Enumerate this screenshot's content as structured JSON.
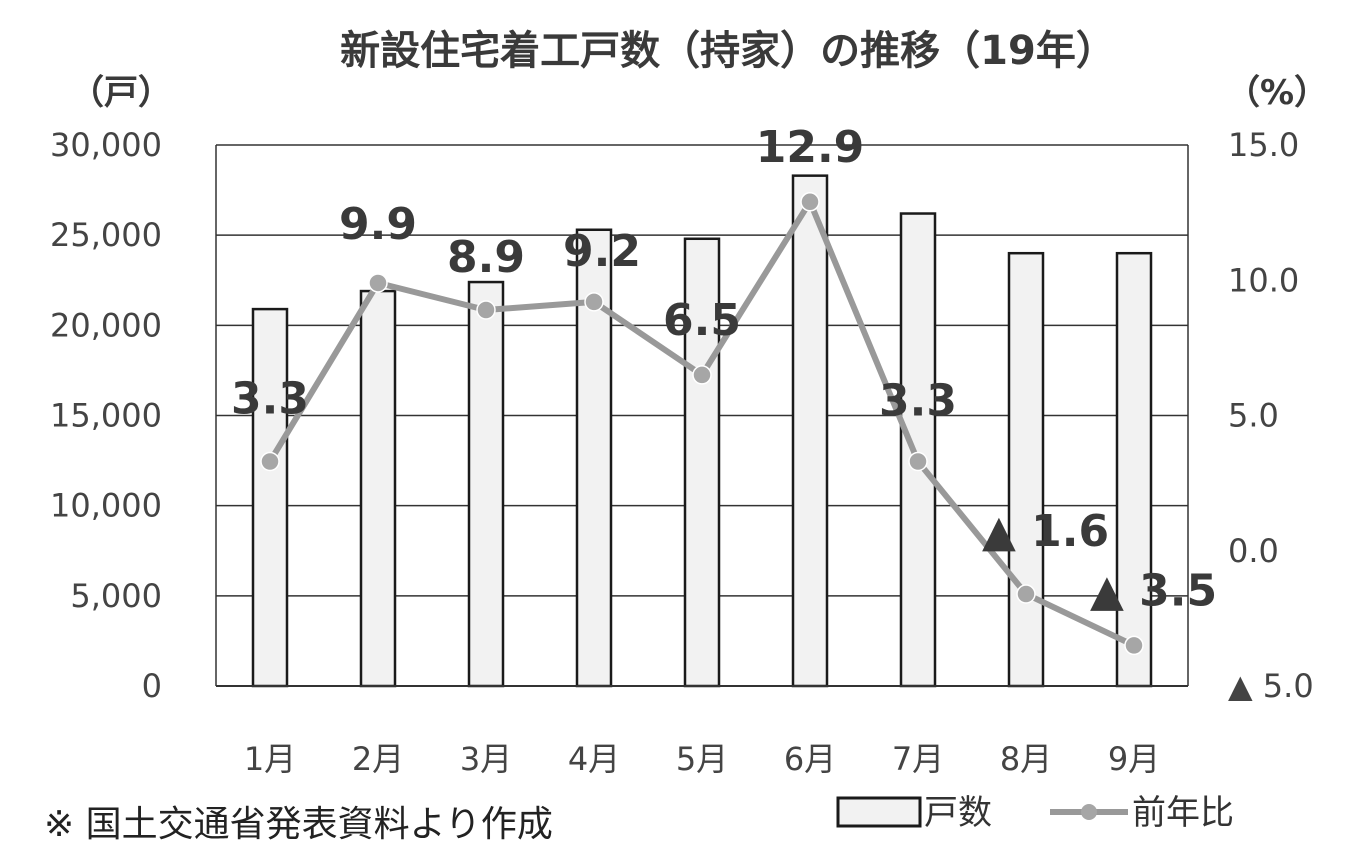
{
  "chart_data": {
    "type": "bar",
    "title": "新設住宅着工戸数（持家）の推移（19年）",
    "left_unit": "（戸）",
    "right_unit": "（%）",
    "categories": [
      "1月",
      "2月",
      "3月",
      "4月",
      "5月",
      "6月",
      "7月",
      "8月",
      "9月"
    ],
    "series": [
      {
        "name": "戸数",
        "kind": "bar",
        "axis": "left",
        "values": [
          20900,
          21900,
          22400,
          25300,
          24800,
          28300,
          26200,
          24000,
          24000
        ]
      },
      {
        "name": "前年比",
        "kind": "line",
        "axis": "right",
        "values": [
          3.3,
          9.9,
          8.9,
          9.2,
          6.5,
          12.9,
          3.3,
          -1.6,
          -3.5
        ],
        "labels": [
          "3.3",
          "9.9",
          "8.9",
          "9.2",
          "6.5",
          "12.9",
          "3.3",
          "▲ 1.6",
          "▲ 3.5"
        ]
      }
    ],
    "left_axis": {
      "min": 0,
      "max": 30000,
      "ticks": [
        {
          "value": 0,
          "label": "0"
        },
        {
          "value": 5000,
          "label": "5,000"
        },
        {
          "value": 10000,
          "label": "10,000"
        },
        {
          "value": 15000,
          "label": "15,000"
        },
        {
          "value": 20000,
          "label": "20,000"
        },
        {
          "value": 25000,
          "label": "25,000"
        },
        {
          "value": 30000,
          "label": "30,000"
        }
      ]
    },
    "right_axis": {
      "min": -5,
      "max": 15,
      "ticks": [
        {
          "value": -5,
          "label": "▲ 5.0"
        },
        {
          "value": 0,
          "label": "0.0"
        },
        {
          "value": 5,
          "label": "5.0"
        },
        {
          "value": 10,
          "label": "10.0"
        },
        {
          "value": 15,
          "label": "15.0"
        }
      ]
    },
    "grid": true,
    "legend_placement": "bottom-right",
    "colors": {
      "bar_fill": "#f2f2f2",
      "bar_stroke": "#1a1a1a",
      "line": "#999999",
      "marker": "#a6a6a6",
      "grid": "#333333"
    }
  },
  "note": "※ 国土交通省発表資料より作成"
}
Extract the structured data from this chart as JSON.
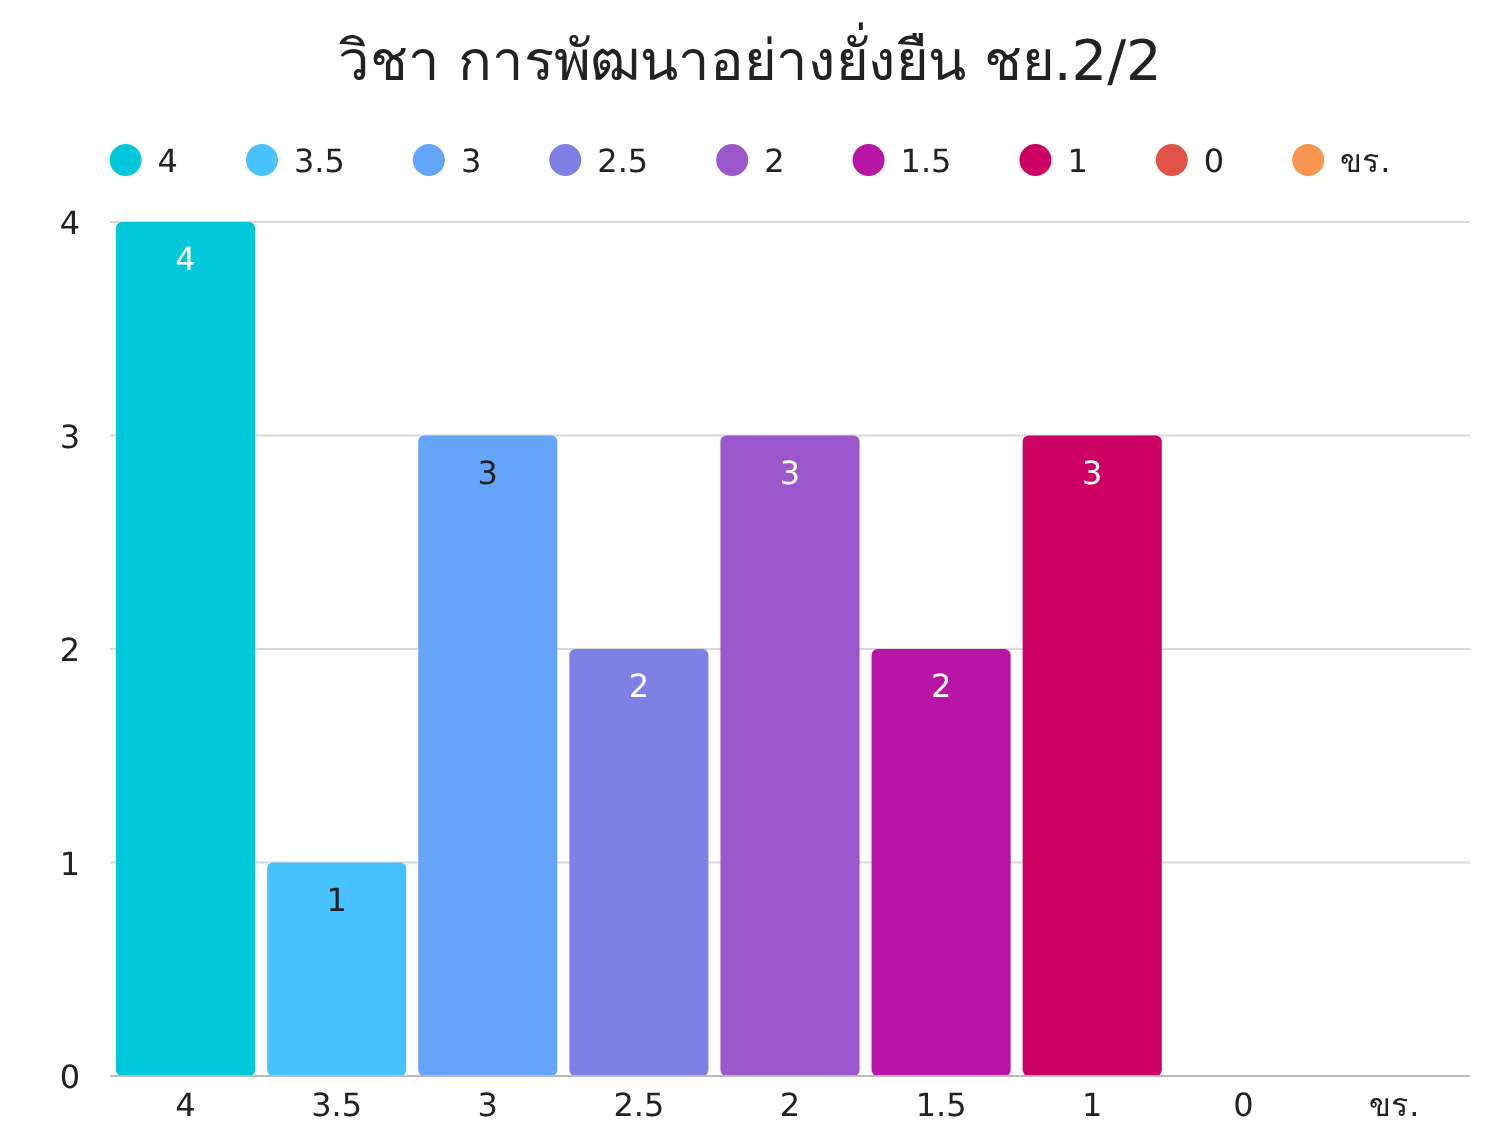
{
  "chart_data": {
    "type": "bar",
    "title": "วิชา การพัฒนาอย่างยั่งยืน ชย.2/2",
    "categories": [
      "4",
      "3.5",
      "3",
      "2.5",
      "2",
      "1.5",
      "1",
      "0",
      "ขร."
    ],
    "series": [
      {
        "name": "4",
        "color": "#00c8da",
        "values": [
          4,
          null,
          null,
          null,
          null,
          null,
          null,
          null,
          null
        ],
        "value_labels": [
          "4",
          null,
          null,
          null,
          null,
          null,
          null,
          null,
          null
        ]
      },
      {
        "name": "3.5",
        "color": "#48c2fe",
        "values": [
          null,
          1,
          null,
          null,
          null,
          null,
          null,
          null,
          null
        ],
        "value_labels": [
          null,
          "1",
          null,
          null,
          null,
          null,
          null,
          null,
          null
        ]
      },
      {
        "name": "3",
        "color": "#64a5fa",
        "values": [
          null,
          null,
          3,
          null,
          null,
          null,
          null,
          null,
          null
        ],
        "value_labels": [
          null,
          null,
          "3",
          null,
          null,
          null,
          null,
          null,
          null
        ]
      },
      {
        "name": "2.5",
        "color": "#7f80e6",
        "values": [
          null,
          null,
          null,
          2,
          null,
          null,
          null,
          null,
          null
        ],
        "value_labels": [
          null,
          null,
          null,
          "2",
          null,
          null,
          null,
          null,
          null
        ]
      },
      {
        "name": "2",
        "color": "#9a58cc",
        "values": [
          null,
          null,
          null,
          null,
          3,
          null,
          null,
          null,
          null
        ],
        "value_labels": [
          null,
          null,
          null,
          null,
          "3",
          null,
          null,
          null,
          null
        ]
      },
      {
        "name": "1.5",
        "color": "#b815a6",
        "values": [
          null,
          null,
          null,
          null,
          null,
          2,
          null,
          null,
          null
        ],
        "value_labels": [
          null,
          null,
          null,
          null,
          null,
          "2",
          null,
          null,
          null
        ]
      },
      {
        "name": "1",
        "color": "#cc0062",
        "values": [
          null,
          null,
          null,
          null,
          null,
          null,
          3,
          null,
          null
        ],
        "value_labels": [
          null,
          null,
          null,
          null,
          null,
          null,
          "3",
          null,
          null
        ]
      },
      {
        "name": "0",
        "color": "#e05248",
        "values": [
          null,
          null,
          null,
          null,
          null,
          null,
          null,
          0,
          null
        ]
      },
      {
        "name": "ขร.",
        "color": "#f79550",
        "values": [
          null,
          null,
          null,
          null,
          null,
          null,
          null,
          null,
          0
        ]
      }
    ],
    "ylim": [
      0,
      4
    ],
    "yticks": [
      0,
      1,
      2,
      3,
      4
    ],
    "grid": "y",
    "legend": "top"
  }
}
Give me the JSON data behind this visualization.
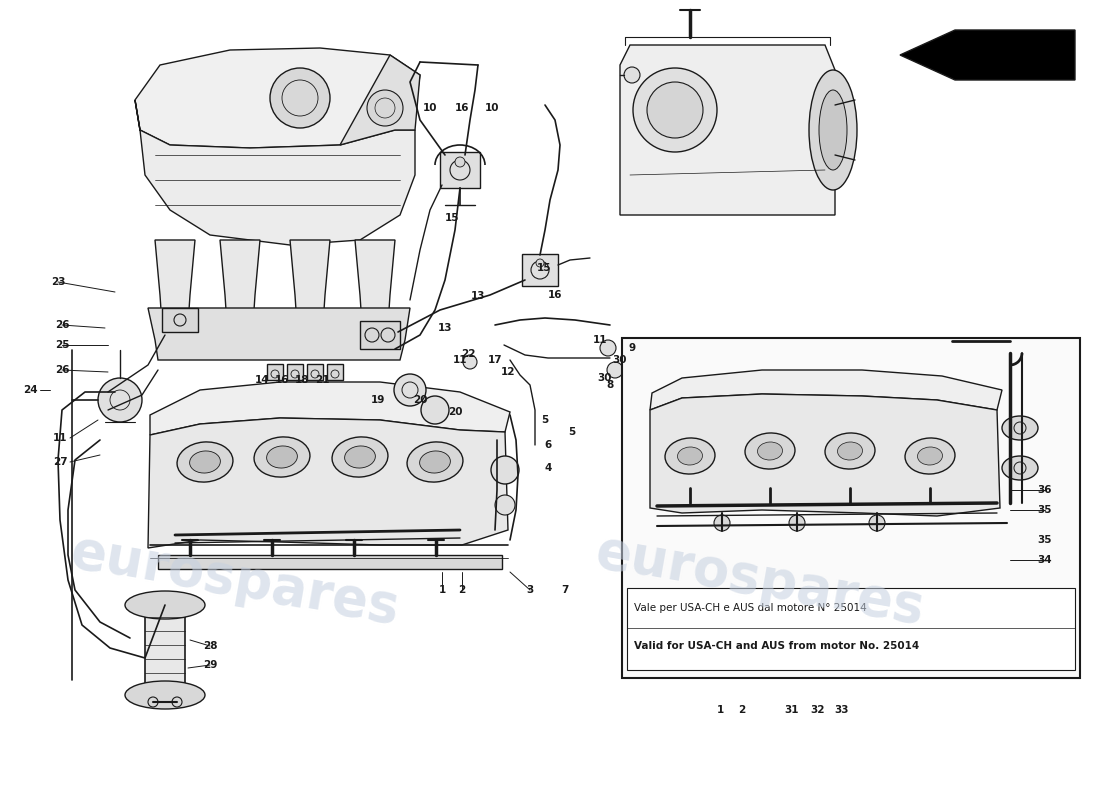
{
  "bg_color": "#ffffff",
  "line_color": "#1a1a1a",
  "watermark_color": "#c5d0e0",
  "note_line1": "Vale per USA-CH e AUS dal motore N° 25014",
  "note_line2": "Valid for USA-CH and AUS from motor No. 25014",
  "fig_width": 11.0,
  "fig_height": 8.0,
  "dpi": 100
}
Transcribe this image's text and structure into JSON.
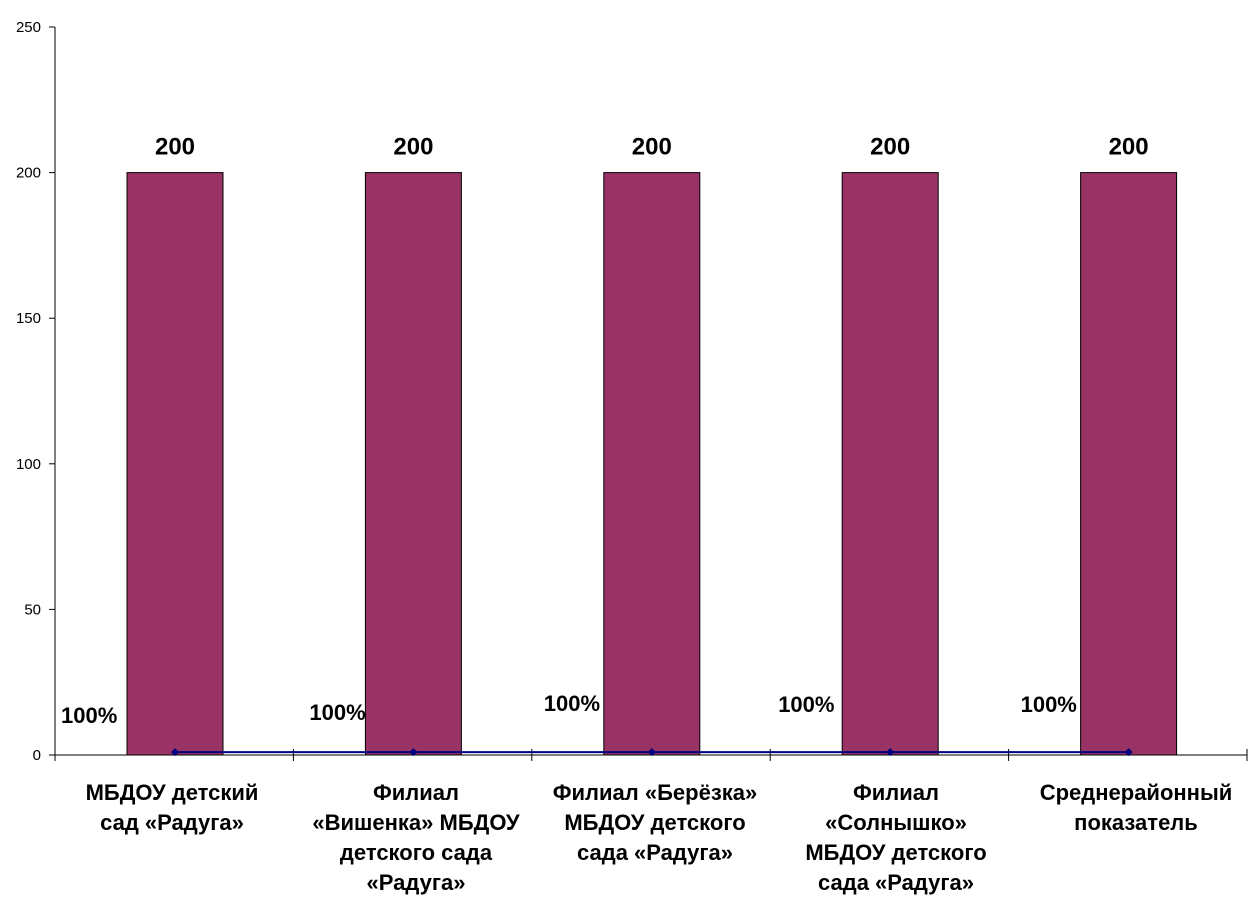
{
  "chart_data": {
    "type": "bar",
    "title": "",
    "xlabel": "",
    "ylabel": "",
    "ylim": [
      0,
      250
    ],
    "yticks": [
      0,
      50,
      100,
      150,
      200,
      250
    ],
    "grid": false,
    "legend": "none",
    "categories": [
      [
        "МБДОУ детский",
        "сад  «Радуга»"
      ],
      [
        "Филиал",
        "«Вишенка» МБДОУ",
        "детского сада",
        "«Радуга»"
      ],
      [
        "Филиал  «Берёзка»",
        "МБДОУ детского",
        "сада «Радуга»"
      ],
      [
        "Филиал",
        "«Солнышко»",
        "МБДОУ детского",
        "сада «Радуга»"
      ],
      [
        "Среднерайонный",
        "показатель"
      ]
    ],
    "series": [
      {
        "type": "bar",
        "values": [
          200,
          200,
          200,
          200,
          200
        ],
        "labels": [
          "200",
          "200",
          "200",
          "200",
          "200"
        ],
        "color": "#993366"
      },
      {
        "type": "line",
        "values": [
          1,
          1,
          1,
          1,
          1
        ],
        "labels": [
          "100%",
          "100%",
          "100%",
          "100%",
          "100%"
        ],
        "color": "#000080"
      }
    ]
  }
}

__Objective__
Repeat the lines from the line containing "Transcribe this image's" through the end of the material above exactly, with no pictures and nothing else.

__Complete answer__
Transcribe this image's text and structure into JSON.
{
  "chart_data": {
    "type": "bar",
    "title": "",
    "xlabel": "",
    "ylabel": "",
    "ylim": [
      0,
      250
    ],
    "yticks": [
      0,
      50,
      100,
      150,
      200,
      250
    ],
    "grid": false,
    "legend": "none",
    "categories": [
      [
        "МБДОУ детский",
        "сад  «Радуга»"
      ],
      [
        "Филиал",
        "«Вишенка» МБДОУ",
        "детского сада",
        "«Радуга»"
      ],
      [
        "Филиал  «Берёзка»",
        "МБДОУ детского",
        "сада «Радуга»"
      ],
      [
        "Филиал",
        "«Солнышко»",
        "МБДОУ детского",
        "сада «Радуга»"
      ],
      [
        "Среднерайонный",
        "показатель"
      ]
    ],
    "series": [
      {
        "type": "bar",
        "values": [
          200,
          200,
          200,
          200,
          200
        ],
        "labels": [
          "200",
          "200",
          "200",
          "200",
          "200"
        ],
        "color": "#993366"
      },
      {
        "type": "line",
        "values": [
          1,
          1,
          1,
          1,
          1
        ],
        "labels": [
          "100%",
          "100%",
          "100%",
          "100%",
          "100%"
        ],
        "color": "#000080"
      }
    ]
  }
}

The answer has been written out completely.